**The exercise:** Copy the listing below in full and skip every picture.

**Records shown:**

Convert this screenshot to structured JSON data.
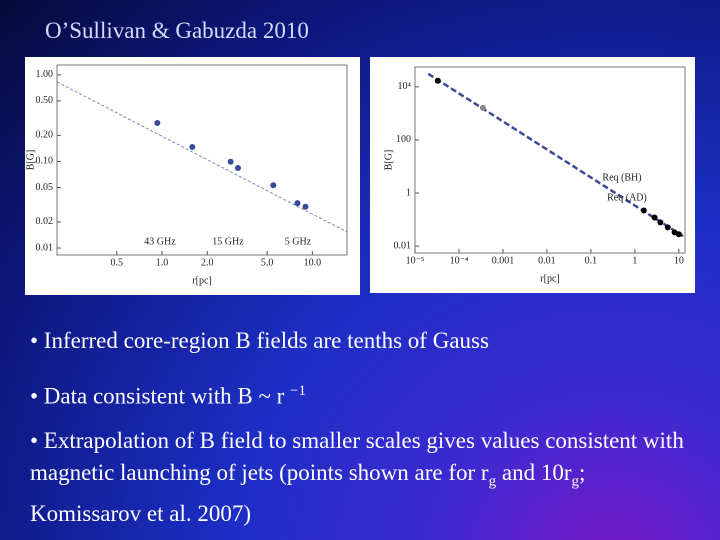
{
  "title": "O’Sullivan & Gabuzda 2010",
  "bullets": [
    [
      "• Inferred core-region B fields are tenths of Gauss"
    ],
    [
      "• Data consistent with B ~ r ",
      "−1"
    ],
    [
      "• Extrapolation of B field to smaller scales gives values consistent with magnetic launching of jets (points shown are for r",
      "g",
      " and 10r",
      "g",
      "; Komissarov et al. 2007)"
    ]
  ],
  "chart_data": [
    {
      "type": "scatter",
      "xscale": "log",
      "yscale": "log",
      "xlabel": "r[pc]",
      "ylabel": "B[G]",
      "xlim": [
        0.2,
        17
      ],
      "ylim": [
        0.0083,
        1.3
      ],
      "xticks": [
        0.5,
        {
          "value": 1,
          "label": "1.0"
        },
        {
          "value": 2,
          "label": "2.0"
        },
        {
          "value": 5,
          "label": "5.0"
        },
        {
          "value": 10,
          "label": "10.0"
        }
      ],
      "yticks": [
        0.01,
        0.02,
        0.05,
        {
          "value": 0.1,
          "label": "0.10"
        },
        {
          "value": 0.2,
          "label": "0.20"
        },
        {
          "value": 0.5,
          "label": "0.50"
        },
        {
          "value": 1,
          "label": "1.00"
        }
      ],
      "series": [
        {
          "color": "#3b4a96",
          "x": [
            0.93,
            1.59,
            2.86,
            3.2,
            5.5,
            7.96,
            9.0
          ],
          "values": [
            0.278,
            0.147,
            0.099,
            0.084,
            0.053,
            0.033,
            0.03
          ]
        }
      ],
      "fit": {
        "color": "#7a86b8",
        "x": [
          0.2,
          17
        ],
        "y": [
          0.83,
          0.0153
        ]
      },
      "annotations": [
        "43 GHz",
        "15 GHz",
        "5 GHz"
      ]
    },
    {
      "type": "scatter",
      "xscale": "log",
      "yscale": "log",
      "xlabel": "r[pc]",
      "ylabel": "B[G]",
      "xlim": [
        1e-05,
        13.8
      ],
      "ylim": [
        0.0055,
        56000
      ],
      "xticks": [
        {
          "value": 1e-05,
          "label": "10⁻⁵"
        },
        {
          "value": 0.0001,
          "label": "10⁻⁴"
        },
        0.001,
        0.01,
        0.1,
        1,
        10
      ],
      "yticks": [
        0.01,
        1,
        100,
        {
          "value": 10000,
          "label": "10⁴"
        }
      ],
      "series": [
        {
          "color": "#000000",
          "x": [
            3.3e-05,
            1.6,
            2.8,
            3.8,
            5.6,
            8.0,
            10
          ],
          "values": [
            17000,
            0.22,
            0.12,
            0.078,
            0.051,
            0.033,
            0.028
          ]
        },
        {
          "color": "#888888",
          "x": [
            0.00035
          ],
          "values": [
            1620
          ]
        }
      ],
      "fit": {
        "color": "#3b4a96",
        "x": [
          2e-05,
          12.5
        ],
        "y": [
          31000,
          0.0236
        ]
      },
      "annotations": [
        "Req (BH)",
        "Req (AD)"
      ]
    }
  ]
}
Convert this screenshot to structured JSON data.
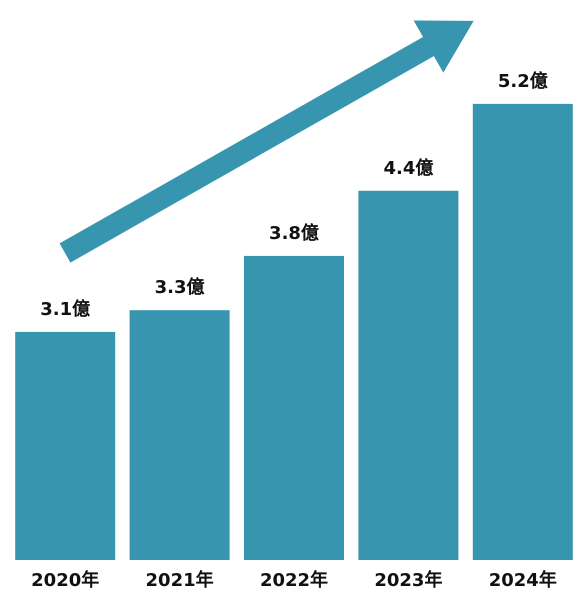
{
  "chart_data": {
    "type": "bar",
    "categories": [
      "2020年",
      "2021年",
      "2022年",
      "2023年",
      "2024年"
    ],
    "values": [
      3.1,
      3.3,
      3.8,
      4.4,
      5.2
    ],
    "value_labels": [
      "3.1億",
      "3.3億",
      "3.8億",
      "4.4億",
      "5.2億"
    ],
    "color": "#3795b0",
    "ylim": [
      1,
      6
    ]
  }
}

**Complete response:**
Convert this screenshot to structured JSON data.
{
  "title": "O’Sullivan & Gabuzda 2010",
  "bullets": [
    [
      "• Inferred core-region B fields are tenths of Gauss"
    ],
    [
      "• Data consistent with B ~ r ",
      "−1"
    ],
    [
      "• Extrapolation of B field to smaller scales gives values consistent with magnetic launching of jets (points shown are for r",
      "g",
      " and 10r",
      "g",
      "; Komissarov et al. 2007)"
    ]
  ],
  "chart_data": [
    {
      "type": "scatter",
      "xscale": "log",
      "yscale": "log",
      "xlabel": "r[pc]",
      "ylabel": "B[G]",
      "xlim": [
        0.2,
        17
      ],
      "ylim": [
        0.0083,
        1.3
      ],
      "xticks": [
        0.5,
        {
          "value": 1,
          "label": "1.0"
        },
        {
          "value": 2,
          "label": "2.0"
        },
        {
          "value": 5,
          "label": "5.0"
        },
        {
          "value": 10,
          "label": "10.0"
        }
      ],
      "yticks": [
        0.01,
        0.02,
        0.05,
        {
          "value": 0.1,
          "label": "0.10"
        },
        {
          "value": 0.2,
          "label": "0.20"
        },
        {
          "value": 0.5,
          "label": "0.50"
        },
        {
          "value": 1,
          "label": "1.00"
        }
      ],
      "series": [
        {
          "color": "#3b4a96",
          "x": [
            0.93,
            1.59,
            2.86,
            3.2,
            5.5,
            7.96,
            9.0
          ],
          "values": [
            0.278,
            0.147,
            0.099,
            0.084,
            0.053,
            0.033,
            0.03
          ]
        }
      ],
      "fit": {
        "color": "#7a86b8",
        "x": [
          0.2,
          17
        ],
        "y": [
          0.83,
          0.0153
        ]
      },
      "annotations": [
        "43 GHz",
        "15 GHz",
        "5 GHz"
      ]
    },
    {
      "type": "scatter",
      "xscale": "log",
      "yscale": "log",
      "xlabel": "r[pc]",
      "ylabel": "B[G]",
      "xlim": [
        1e-05,
        13.8
      ],
      "ylim": [
        0.0055,
        56000
      ],
      "xticks": [
        {
          "value": 1e-05,
          "label": "10⁻⁵"
        },
        {
          "value": 0.0001,
          "label": "10⁻⁴"
        },
        0.001,
        0.01,
        0.1,
        1,
        10
      ],
      "yticks": [
        0.01,
        1,
        100,
        {
          "value": 10000,
          "label": "10⁴"
        }
      ],
      "series": [
        {
          "color": "#000000",
          "x": [
            3.3e-05,
            1.6,
            2.8,
            3.8,
            5.6,
            8.0,
            10
          ],
          "values": [
            17000,
            0.22,
            0.12,
            0.078,
            0.051,
            0.033,
            0.028
          ]
        },
        {
          "color": "#888888",
          "x": [
            0.00035
          ],
          "values": [
            1620
          ]
        }
      ],
      "fit": {
        "color": "#3b4a96",
        "x": [
          2e-05,
          12.5
        ],
        "y": [
          31000,
          0.0236
        ]
      },
      "annotations": [
        "Req (BH)",
        "Req (AD)"
      ]
    }
  ]
}
Convert this screenshot to structured JSON data.
{
  "chart_data": {
    "type": "bar",
    "categories": [
      "2020年",
      "2021年",
      "2022年",
      "2023年",
      "2024年"
    ],
    "values": [
      3.1,
      3.3,
      3.8,
      4.4,
      5.2
    ],
    "value_labels": [
      "3.1億",
      "3.3億",
      "3.8億",
      "4.4億",
      "5.2億"
    ],
    "color": "#3795b0",
    "ylim": [
      1,
      6
    ]
  }
}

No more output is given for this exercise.